━━━━━ PAGE TEXT ━━━━━
Each block, therefore, consisted of five distinct phases of behaviour. In the first phase ‘acquisition 1’ the participant explored the outcomes relating to selection of the different patterns. In the second phase ‘criterion 1’, the participant settled on selecting repeatedly the same pattern that they deemed most likely to lead to positive feedback. In the third phase ‘contingency change’ the rule defining which pattern was most likely to lead to positive feedback changed, and the participant determined, on the basis of the negative feedback, that a change in behaviour would lead to a more rewarding outcome. This third phase culminated in a reversal event in which the participant inhibited the dominant routine response to the previously rewarded pattern and started selecting one of the other patterns. The participant then entered the fourth phase ‘acquisition 2’ in which they explored the new outcomes when selecting the patterns, subsequent to which they entered the fifth and final ‘criterion 2’ phase of consistently responding to the pattern that led to the most rewarding outcome. Only those blocks in which all five phases were successfully completed were included in the event related fMRI analysis.
In half the blocks, although three patterns were presented on the screen, only two were available for selection since one of them was considered inactive, denoted by being covered in small crosses. Although any responses to the inactive pattern were recorded they did not lead to any change of the display. These blocks alternated such that after participants had completed a block of trials using 3 available patterns, they would begin a block with only 2 patterns available. This manipulation was intended to examine differences in neural response associated with the degree of choice available to the participant at the point of reversal. However, as no significant results were associated with this manipulation it will not be discussed further here.
The attractive and unattractive face stimuli were presented as colour images with direct eye gazes. To ensure similarity in emotional facial expression only faces with neutral to mild smiles were included in the stimulus set. Faces were scanned from print media, obtained from other researchers (O'Doherty et al., 2003) or selected from databases available online (Computer Vision Laboratory Face Database, University of Ljubljana (Solina et al., 2003)). Images were cropped to have little or no hair and were placed on a grey background. In total 214 images were prepared and these were presented to 13 males who met the criteria for scanning but who did not take part in the experiment. These males rated the faces on a visual analogue scale (VAS). The faces were presented individually in a randomised order on a computer screen above the VAS, which was anchored on the left as ‘Unattractive’ and the right as ‘Attractive’. All ratings were normalised to the length of the scale and faces subsequently used in the scanning task were those with a mean rating above 0.6 (125 images), defined as attractive, and those with a mean rating below 0.5 (51 images), defined as unattractive.
Participants were presented with instructions, both verbally and in written form, immediately before commencement of the training session. Care was taken to ensure that participants were not explicitly made aware of the attractiveness of the faces they viewed.
‘You will be presented with three patterns on the screen. Selecting one of the patterns will result in a picture being displayed on the screen and the type of picture will depend on the pattern you have chosen. There are no right or wrong answers in this task. Whenever a new set of patterns appears, you are asked to try them all and after that, you are free to choose which type of picture you wish to view. On some trials, you may notice that one of the patterns is covered in crosses. This means that the particular pattern is not active and trying to select it will not result in viewing a picture. In this case, please make your choices from the remaining two patterns.’
In addition, participants were verbally reminded: ‘When you see a new set of patterns, please select each available pattern at least once. This is to make sure you have sampled all of the available patterns. After this you may continue selecting patterns according to your own preferences. Please pay attention to the images in case things change as you go along’.
━━━━━ EXCERPTED DATA ━━━━━
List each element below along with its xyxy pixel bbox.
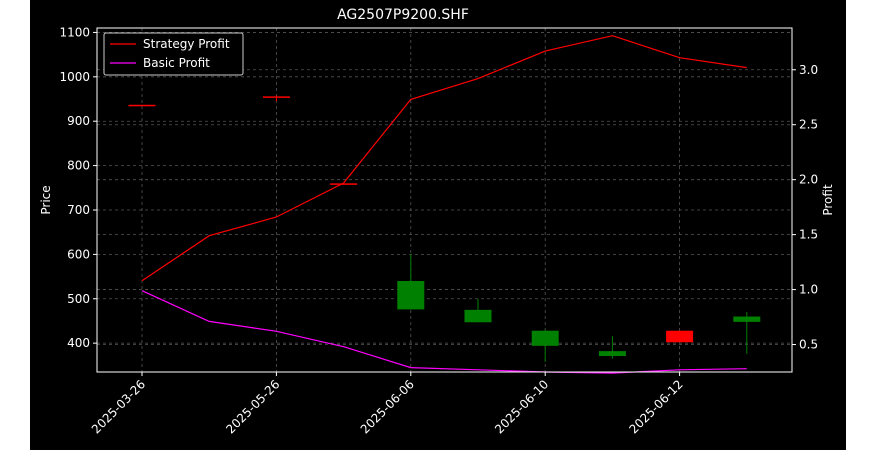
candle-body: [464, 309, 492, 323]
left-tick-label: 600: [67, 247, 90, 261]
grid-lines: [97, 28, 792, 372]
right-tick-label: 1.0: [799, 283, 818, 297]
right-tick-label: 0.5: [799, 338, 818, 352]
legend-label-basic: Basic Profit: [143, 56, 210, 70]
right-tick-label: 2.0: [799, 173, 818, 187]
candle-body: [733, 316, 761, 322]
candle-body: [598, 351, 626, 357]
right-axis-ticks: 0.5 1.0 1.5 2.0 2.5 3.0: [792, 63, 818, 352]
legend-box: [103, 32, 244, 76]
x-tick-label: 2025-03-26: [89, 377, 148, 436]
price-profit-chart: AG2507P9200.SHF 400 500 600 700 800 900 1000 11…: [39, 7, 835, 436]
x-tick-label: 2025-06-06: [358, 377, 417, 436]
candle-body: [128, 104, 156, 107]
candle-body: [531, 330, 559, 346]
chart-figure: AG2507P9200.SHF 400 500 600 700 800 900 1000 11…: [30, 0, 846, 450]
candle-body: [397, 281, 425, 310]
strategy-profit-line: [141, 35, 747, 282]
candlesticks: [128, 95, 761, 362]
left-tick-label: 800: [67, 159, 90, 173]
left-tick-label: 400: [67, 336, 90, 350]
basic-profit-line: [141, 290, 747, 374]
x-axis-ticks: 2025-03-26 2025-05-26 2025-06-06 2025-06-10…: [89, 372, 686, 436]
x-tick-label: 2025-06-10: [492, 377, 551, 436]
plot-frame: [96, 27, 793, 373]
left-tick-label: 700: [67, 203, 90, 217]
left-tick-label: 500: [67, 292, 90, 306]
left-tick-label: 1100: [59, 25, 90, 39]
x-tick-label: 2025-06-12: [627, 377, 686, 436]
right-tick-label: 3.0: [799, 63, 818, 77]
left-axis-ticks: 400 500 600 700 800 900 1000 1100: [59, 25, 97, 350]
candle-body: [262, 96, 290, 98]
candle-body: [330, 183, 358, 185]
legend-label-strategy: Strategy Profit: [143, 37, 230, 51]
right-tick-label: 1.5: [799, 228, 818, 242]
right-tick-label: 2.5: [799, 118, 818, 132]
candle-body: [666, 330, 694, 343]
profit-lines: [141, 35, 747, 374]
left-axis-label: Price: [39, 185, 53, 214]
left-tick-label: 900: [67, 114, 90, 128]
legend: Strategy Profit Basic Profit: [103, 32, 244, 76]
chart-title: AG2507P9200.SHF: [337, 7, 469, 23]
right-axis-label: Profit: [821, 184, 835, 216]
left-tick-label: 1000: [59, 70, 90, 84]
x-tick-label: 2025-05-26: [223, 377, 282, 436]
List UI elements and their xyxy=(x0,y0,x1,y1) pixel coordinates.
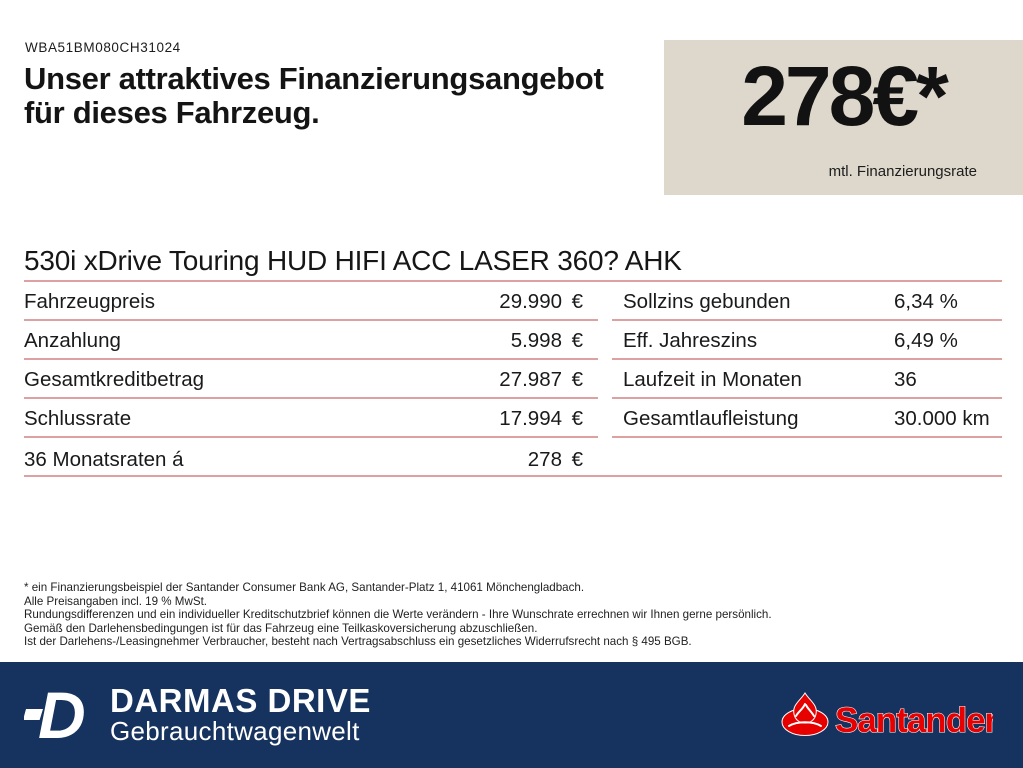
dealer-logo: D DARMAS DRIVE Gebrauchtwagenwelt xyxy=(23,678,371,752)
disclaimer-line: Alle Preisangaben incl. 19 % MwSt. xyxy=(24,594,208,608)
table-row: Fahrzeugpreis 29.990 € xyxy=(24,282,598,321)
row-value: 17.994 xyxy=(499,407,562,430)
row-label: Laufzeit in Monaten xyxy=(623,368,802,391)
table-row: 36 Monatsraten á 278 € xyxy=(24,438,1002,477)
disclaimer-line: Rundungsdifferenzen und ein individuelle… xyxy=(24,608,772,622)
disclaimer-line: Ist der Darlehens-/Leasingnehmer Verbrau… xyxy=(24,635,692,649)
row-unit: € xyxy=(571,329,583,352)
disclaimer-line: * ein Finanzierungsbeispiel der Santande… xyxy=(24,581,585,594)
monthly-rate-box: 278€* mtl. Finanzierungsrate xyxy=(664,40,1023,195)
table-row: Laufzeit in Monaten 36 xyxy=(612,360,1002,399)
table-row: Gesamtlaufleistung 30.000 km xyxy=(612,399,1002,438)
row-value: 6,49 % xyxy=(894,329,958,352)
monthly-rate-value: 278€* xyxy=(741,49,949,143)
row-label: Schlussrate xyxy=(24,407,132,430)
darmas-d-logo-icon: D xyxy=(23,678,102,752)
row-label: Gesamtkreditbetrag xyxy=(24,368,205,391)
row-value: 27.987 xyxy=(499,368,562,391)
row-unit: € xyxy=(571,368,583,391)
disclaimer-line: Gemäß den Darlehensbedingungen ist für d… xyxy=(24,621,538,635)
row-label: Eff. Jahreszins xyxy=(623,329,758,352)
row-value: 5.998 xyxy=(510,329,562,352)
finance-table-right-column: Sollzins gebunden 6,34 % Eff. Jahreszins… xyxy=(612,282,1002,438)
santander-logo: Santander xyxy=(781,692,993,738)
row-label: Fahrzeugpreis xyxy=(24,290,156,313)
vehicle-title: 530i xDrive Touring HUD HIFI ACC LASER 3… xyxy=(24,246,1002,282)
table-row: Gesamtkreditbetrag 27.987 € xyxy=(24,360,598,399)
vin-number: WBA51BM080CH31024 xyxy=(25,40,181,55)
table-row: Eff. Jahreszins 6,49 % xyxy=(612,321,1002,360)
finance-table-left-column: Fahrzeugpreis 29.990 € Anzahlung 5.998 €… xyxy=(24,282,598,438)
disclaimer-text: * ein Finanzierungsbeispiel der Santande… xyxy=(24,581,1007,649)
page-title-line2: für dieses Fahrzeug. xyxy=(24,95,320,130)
━━━━━
→ PROBLEMS
1. Report every line of the entries that contains the string "finance", treating uppercase and lowercase as different.
2. Go on with the description of the pattern-selection experiment from the point where it stops.
The entries are unrelated to the experiment description above.

→ ANSWERS IN ORDER
1.
finance-table-right-column: Sollzins gebunden 6,34 % Eff. Jahreszins… xyxy=(612,282,1002,438)
finance-table-left-column: Fahrzeugpreis 29.990 € Anzahlung 5.998 €… xyxy=(24,282,598,438)

2.
Prior to entering the scanner, all participants underwent a short training session (~ 5–10 min) to ensure that they understood and were capable of performing the task. This training session involved performance of at least two complete reversals on a laptop computer outside the scanner. All participants underwent the same training task and the patterns and faces seen during this session were not used in the scanning tasks. Once the participants had completed the scanning task, they were asked to rate all the faces on a computerised VAS (as described above).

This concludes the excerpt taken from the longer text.